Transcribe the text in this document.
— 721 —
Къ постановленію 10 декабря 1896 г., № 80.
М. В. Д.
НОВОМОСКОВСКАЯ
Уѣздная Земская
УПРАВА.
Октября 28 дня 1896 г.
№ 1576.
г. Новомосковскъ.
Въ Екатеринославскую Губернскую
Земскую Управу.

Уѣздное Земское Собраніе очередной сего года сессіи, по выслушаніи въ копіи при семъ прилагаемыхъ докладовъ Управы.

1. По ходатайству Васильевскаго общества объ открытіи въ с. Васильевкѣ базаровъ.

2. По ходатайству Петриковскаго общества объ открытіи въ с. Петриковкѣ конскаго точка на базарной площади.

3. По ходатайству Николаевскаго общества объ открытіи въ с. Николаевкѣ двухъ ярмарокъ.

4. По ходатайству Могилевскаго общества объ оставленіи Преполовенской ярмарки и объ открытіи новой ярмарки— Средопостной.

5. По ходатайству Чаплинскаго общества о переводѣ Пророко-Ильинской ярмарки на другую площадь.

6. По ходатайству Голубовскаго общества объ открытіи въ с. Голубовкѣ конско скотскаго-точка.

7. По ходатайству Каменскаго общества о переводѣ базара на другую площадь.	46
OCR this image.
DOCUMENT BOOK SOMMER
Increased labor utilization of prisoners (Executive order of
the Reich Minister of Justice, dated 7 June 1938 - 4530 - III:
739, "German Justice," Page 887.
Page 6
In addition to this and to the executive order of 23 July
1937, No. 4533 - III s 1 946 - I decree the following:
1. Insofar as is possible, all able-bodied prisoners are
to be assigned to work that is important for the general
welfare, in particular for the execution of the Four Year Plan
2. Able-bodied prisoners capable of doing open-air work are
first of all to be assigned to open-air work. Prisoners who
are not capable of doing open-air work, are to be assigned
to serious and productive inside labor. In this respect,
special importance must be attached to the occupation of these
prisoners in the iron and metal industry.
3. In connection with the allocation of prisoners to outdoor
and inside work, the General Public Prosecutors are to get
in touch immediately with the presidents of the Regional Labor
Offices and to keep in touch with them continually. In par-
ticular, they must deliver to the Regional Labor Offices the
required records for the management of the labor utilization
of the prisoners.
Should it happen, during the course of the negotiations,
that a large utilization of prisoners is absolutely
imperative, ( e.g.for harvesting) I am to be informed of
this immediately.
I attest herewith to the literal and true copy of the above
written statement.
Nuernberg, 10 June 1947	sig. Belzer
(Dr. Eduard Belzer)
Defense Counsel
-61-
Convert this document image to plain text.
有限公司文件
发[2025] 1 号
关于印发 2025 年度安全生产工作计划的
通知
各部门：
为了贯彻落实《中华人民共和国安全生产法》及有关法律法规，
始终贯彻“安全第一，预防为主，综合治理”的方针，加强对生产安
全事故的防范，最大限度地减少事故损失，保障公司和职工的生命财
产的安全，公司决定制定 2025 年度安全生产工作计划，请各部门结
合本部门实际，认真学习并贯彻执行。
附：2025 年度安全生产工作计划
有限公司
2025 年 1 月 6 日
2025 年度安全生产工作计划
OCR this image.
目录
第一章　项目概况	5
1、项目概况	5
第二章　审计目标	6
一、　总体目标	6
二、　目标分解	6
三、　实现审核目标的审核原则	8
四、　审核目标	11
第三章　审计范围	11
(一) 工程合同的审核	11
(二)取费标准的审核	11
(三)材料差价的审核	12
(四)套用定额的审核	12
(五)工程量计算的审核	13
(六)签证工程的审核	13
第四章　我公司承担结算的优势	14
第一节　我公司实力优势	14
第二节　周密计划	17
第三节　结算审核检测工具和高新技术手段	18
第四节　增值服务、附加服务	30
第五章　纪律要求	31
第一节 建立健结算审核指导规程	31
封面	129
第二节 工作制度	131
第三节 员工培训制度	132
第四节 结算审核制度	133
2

● Exercise prompt
Print the listing above in full, exactly as it is.

● Complete output
Transcribe the text in this document.
— 721 —
Къ постановленію 10 декабря 1896 г., № 80.
М. В. Д.
НОВОМОСКОВСКАЯ
Уѣздная Земская
УПРАВА.
Октября 28 дня 1896 г.
№ 1576.
г. Новомосковскъ.
Въ Екатеринославскую Губернскую
Земскую Управу.

Уѣздное Земское Собраніе очередной сего года сессіи, по выслушаніи въ копіи при семъ прилагаемыхъ докладовъ Управы.

1. По ходатайству Васильевскаго общества объ открытіи въ с. Васильевкѣ базаровъ.

2. По ходатайству Петриковскаго общества объ открытіи въ с. Петриковкѣ конскаго точка на базарной площади.

3. По ходатайству Николаевскаго общества объ открытіи въ с. Николаевкѣ двухъ ярмарокъ.

4. По ходатайству Могилевскаго общества объ оставленіи Преполовенской ярмарки и объ открытіи новой ярмарки— Средопостной.

5. По ходатайству Чаплинскаго общества о переводѣ Пророко-Ильинской ярмарки на другую площадь.

6. По ходатайству Голубовскаго общества объ открытіи въ с. Голубовкѣ конско скотскаго-точка.

7. По ходатайству Каменскаго общества о переводѣ базара на другую площадь.	46
OCR this image.
DOCUMENT BOOK SOMMER
Increased labor utilization of prisoners (Executive order of
the Reich Minister of Justice, dated 7 June 1938 - 4530 - III:
739, "German Justice," Page 887.
Page 6
In addition to this and to the executive order of 23 July
1937, No. 4533 - III s 1 946 - I decree the following:
1. Insofar as is possible, all able-bodied prisoners are
to be assigned to work that is important for the general
welfare, in particular for the execution of the Four Year Plan
2. Able-bodied prisoners capable of doing open-air work are
first of all to be assigned to open-air work. Prisoners who
are not capable of doing open-air work, are to be assigned
to serious and productive inside labor. In this respect,
special importance must be attached to the occupation of these
prisoners in the iron and metal industry.
3. In connection with the allocation of prisoners to outdoor
and inside work, the General Public Prosecutors are to get
in touch immediately with the presidents of the Regional Labor
Offices and to keep in touch with them continually. In par-
ticular, they must deliver to the Regional Labor Offices the
required records for the management of the labor utilization
of the prisoners.
Should it happen, during the course of the negotiations,
that a large utilization of prisoners is absolutely
imperative, ( e.g.for harvesting) I am to be informed of
this immediately.
I attest herewith to the literal and true copy of the above
written statement.
Nuernberg, 10 June 1947	sig. Belzer
(Dr. Eduard Belzer)
Defense Counsel
-61-
Convert this document image to plain text.
有限公司文件
发[2025] 1 号
关于印发 2025 年度安全生产工作计划的
通知
各部门：
为了贯彻落实《中华人民共和国安全生产法》及有关法律法规，
始终贯彻“安全第一，预防为主，综合治理”的方针，加强对生产安
全事故的防范，最大限度地减少事故损失，保障公司和职工的生命财
产的安全，公司决定制定 2025 年度安全生产工作计划，请各部门结
合本部门实际，认真学习并贯彻执行。
附：2025 年度安全生产工作计划
有限公司
2025 年 1 月 6 日
2025 年度安全生产工作计划
OCR this image.
目录
第一章　项目概况	5
1、项目概况	5
第二章　审计目标	6
一、　总体目标	6
二、　目标分解	6
三、　实现审核目标的审核原则	8
四、　审核目标	11
第三章　审计范围	11
(一) 工程合同的审核	11
(二)取费标准的审核	11
(三)材料差价的审核	12
(四)套用定额的审核	12
(五)工程量计算的审核	13
(六)签证工程的审核	13
第四章　我公司承担结算的优势	14
第一节　我公司实力优势	14
第二节　周密计划	17
第三节　结算审核检测工具和高新技术手段	18
第四节　增值服务、附加服务	30
第五章　纪律要求	31
第一节 建立健结算审核指导规程	31
封面	129
第二节 工作制度	131
第三节 员工培训制度	132
第四节 结算审核制度	133
2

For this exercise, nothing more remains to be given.